● The request:
Copy out all lines in the data below containing the string "name".

%%

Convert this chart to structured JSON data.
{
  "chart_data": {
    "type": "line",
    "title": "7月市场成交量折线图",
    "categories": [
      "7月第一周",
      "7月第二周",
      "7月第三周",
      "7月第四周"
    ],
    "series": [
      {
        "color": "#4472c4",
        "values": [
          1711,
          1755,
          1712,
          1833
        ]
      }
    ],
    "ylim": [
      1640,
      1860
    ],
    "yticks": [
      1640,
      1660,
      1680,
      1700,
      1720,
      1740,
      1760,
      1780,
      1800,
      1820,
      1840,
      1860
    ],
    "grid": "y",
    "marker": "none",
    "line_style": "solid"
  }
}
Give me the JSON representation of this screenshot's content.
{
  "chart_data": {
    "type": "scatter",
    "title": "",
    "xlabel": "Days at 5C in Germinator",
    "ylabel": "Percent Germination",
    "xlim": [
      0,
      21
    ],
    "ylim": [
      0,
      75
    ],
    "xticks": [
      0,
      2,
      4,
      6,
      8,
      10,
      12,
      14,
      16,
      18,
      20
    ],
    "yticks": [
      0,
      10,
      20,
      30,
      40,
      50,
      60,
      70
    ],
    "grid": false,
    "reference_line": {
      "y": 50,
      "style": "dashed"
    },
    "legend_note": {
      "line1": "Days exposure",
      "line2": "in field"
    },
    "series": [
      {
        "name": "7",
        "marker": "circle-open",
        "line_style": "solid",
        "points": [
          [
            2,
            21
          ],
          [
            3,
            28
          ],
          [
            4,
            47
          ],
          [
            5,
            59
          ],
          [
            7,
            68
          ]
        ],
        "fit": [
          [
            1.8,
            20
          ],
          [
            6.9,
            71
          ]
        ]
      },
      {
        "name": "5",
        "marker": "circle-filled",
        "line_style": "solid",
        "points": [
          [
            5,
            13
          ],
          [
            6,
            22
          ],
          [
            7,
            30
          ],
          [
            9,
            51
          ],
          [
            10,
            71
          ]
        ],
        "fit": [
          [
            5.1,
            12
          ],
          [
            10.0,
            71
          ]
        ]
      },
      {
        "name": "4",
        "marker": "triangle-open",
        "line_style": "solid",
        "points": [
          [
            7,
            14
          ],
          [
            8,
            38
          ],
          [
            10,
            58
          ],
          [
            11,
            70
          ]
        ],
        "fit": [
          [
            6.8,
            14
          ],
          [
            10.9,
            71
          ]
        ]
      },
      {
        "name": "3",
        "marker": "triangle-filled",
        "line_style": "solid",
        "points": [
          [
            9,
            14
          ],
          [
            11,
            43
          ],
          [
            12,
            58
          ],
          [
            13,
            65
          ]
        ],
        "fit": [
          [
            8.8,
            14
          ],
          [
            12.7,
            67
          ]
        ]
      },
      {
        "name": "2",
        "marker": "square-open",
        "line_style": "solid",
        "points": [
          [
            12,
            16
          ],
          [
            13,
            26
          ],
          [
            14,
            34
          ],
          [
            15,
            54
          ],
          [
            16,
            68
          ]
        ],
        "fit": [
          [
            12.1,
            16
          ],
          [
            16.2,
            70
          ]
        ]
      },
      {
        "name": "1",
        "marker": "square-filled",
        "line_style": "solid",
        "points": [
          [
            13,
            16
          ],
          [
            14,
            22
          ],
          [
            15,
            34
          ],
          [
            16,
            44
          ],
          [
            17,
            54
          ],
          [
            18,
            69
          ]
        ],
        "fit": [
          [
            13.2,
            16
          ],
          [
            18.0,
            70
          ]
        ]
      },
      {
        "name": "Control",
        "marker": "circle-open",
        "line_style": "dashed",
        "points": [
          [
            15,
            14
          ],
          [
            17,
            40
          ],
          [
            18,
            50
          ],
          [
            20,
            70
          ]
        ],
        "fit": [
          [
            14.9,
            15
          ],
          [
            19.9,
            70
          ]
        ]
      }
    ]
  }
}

%%

● Full response:
        "name": "7",
        "name": "5",
        "name": "4",
        "name": "3",
        "name": "2",
        "name": "1",
        "name": "Control",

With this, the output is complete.